_YOUR INSTRUCTIONS_.
In the records that follow, show each line where the word "Salaries" is present.
— start of SUPPLIED DATA —
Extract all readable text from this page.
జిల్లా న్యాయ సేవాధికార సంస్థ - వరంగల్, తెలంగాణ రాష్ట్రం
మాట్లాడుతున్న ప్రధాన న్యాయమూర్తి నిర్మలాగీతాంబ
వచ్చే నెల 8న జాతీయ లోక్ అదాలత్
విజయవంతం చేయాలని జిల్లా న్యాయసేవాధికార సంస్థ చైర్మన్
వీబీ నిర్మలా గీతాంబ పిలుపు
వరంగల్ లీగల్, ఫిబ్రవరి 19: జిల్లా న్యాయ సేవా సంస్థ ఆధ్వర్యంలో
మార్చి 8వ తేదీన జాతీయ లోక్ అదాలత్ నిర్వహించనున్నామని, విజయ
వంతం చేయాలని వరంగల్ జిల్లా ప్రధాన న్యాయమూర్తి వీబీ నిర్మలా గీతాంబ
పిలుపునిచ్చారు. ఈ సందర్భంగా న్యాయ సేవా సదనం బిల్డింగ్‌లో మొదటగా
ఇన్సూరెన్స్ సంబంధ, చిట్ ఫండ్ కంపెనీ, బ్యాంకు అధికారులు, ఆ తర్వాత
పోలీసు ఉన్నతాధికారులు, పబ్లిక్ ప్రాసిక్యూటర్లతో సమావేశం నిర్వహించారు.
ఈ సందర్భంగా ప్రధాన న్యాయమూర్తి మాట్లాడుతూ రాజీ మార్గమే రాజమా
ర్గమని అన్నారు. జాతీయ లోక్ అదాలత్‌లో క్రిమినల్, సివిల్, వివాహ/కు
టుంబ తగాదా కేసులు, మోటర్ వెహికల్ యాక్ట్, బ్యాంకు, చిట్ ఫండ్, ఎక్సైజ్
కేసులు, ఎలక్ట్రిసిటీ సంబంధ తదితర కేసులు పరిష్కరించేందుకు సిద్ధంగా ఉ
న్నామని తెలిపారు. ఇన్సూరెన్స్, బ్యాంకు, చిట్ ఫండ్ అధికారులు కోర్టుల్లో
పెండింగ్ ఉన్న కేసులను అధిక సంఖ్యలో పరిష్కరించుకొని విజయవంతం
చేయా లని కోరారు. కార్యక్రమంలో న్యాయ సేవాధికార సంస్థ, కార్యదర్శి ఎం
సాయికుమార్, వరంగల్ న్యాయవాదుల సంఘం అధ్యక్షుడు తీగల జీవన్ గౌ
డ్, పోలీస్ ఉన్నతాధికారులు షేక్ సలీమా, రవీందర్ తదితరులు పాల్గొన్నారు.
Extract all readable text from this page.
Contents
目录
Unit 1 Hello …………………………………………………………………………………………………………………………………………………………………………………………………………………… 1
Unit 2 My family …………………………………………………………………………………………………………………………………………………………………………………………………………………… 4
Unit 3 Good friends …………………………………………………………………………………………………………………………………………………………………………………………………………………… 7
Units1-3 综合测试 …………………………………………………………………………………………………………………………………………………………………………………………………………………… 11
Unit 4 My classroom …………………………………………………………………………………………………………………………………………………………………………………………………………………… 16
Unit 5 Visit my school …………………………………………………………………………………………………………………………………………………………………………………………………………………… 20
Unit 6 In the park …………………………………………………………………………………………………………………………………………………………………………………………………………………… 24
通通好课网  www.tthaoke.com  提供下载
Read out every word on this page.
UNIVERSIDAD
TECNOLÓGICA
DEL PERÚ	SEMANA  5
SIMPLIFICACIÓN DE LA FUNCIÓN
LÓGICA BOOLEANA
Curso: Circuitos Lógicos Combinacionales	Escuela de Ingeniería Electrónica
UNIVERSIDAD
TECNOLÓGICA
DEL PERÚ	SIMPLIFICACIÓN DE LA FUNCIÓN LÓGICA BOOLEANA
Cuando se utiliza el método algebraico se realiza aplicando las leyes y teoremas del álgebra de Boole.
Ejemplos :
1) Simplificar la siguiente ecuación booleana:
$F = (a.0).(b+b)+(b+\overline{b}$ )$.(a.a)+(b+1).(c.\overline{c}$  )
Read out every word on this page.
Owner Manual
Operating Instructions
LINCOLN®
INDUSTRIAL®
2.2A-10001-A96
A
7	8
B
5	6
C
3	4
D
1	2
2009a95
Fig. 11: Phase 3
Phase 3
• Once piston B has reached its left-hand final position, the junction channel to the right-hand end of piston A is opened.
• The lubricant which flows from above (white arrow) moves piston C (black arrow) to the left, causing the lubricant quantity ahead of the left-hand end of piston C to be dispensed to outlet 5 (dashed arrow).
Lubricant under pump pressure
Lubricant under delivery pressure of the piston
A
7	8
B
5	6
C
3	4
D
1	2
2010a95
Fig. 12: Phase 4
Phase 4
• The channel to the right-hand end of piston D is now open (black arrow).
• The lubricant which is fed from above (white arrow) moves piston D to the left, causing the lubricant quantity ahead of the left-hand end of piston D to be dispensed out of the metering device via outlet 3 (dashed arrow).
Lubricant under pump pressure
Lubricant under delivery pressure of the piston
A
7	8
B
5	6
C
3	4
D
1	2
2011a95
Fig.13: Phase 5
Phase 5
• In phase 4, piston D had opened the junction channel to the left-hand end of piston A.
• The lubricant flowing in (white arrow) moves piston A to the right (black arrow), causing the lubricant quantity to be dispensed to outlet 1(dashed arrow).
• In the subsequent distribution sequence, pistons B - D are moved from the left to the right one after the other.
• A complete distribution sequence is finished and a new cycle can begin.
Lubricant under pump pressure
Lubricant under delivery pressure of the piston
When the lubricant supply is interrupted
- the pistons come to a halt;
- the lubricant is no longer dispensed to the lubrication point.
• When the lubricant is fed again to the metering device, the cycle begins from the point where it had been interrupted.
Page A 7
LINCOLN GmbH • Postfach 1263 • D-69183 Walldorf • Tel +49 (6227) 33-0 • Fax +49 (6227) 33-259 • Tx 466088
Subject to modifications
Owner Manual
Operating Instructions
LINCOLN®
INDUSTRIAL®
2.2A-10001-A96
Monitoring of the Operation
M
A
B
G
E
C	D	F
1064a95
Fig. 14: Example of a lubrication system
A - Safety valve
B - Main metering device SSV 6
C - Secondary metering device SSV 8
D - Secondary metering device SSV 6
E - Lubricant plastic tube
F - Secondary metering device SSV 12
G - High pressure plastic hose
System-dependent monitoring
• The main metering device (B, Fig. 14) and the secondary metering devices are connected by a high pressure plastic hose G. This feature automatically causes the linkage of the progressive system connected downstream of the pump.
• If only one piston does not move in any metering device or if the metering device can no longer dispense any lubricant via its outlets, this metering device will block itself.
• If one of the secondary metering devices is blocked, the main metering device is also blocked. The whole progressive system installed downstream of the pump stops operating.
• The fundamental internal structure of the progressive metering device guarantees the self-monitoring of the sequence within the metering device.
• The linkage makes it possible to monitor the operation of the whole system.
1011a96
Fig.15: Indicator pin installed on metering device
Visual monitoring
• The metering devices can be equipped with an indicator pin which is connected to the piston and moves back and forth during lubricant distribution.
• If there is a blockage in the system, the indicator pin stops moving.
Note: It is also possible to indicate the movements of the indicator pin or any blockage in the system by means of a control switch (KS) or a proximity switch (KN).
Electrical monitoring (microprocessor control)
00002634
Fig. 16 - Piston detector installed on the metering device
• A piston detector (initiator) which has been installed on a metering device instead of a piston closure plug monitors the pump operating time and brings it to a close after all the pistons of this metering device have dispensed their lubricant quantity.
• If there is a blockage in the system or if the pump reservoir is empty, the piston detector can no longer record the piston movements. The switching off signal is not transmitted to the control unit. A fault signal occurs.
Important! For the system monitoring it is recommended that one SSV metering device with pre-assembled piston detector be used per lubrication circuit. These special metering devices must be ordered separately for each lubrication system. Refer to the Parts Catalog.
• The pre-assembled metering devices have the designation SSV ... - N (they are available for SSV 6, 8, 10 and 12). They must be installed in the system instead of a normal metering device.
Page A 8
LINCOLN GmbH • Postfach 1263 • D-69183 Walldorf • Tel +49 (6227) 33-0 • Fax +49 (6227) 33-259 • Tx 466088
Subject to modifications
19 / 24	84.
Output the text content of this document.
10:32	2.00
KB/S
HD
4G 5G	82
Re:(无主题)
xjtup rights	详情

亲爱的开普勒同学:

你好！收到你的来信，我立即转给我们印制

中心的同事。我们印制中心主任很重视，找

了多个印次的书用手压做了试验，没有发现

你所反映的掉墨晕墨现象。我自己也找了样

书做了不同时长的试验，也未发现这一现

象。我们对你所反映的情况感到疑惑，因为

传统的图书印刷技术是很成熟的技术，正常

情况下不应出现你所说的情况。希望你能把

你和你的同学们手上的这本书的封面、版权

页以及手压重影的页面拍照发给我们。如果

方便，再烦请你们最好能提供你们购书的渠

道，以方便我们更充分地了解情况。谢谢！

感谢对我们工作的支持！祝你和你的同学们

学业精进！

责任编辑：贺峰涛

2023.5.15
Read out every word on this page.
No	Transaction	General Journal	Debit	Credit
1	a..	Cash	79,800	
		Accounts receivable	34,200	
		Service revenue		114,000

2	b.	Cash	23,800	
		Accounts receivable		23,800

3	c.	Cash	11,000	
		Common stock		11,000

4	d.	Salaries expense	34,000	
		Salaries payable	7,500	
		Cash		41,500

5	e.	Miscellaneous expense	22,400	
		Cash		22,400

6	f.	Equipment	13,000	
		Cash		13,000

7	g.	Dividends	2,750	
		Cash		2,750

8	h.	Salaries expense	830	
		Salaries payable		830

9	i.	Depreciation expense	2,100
— end of SUPPLIED DATA —
_FULL RESPONSE_.
4	d.	Salaries expense	34,000	
		Salaries payable	7,500	
8	h.	Salaries expense	830	
		Salaries payable		830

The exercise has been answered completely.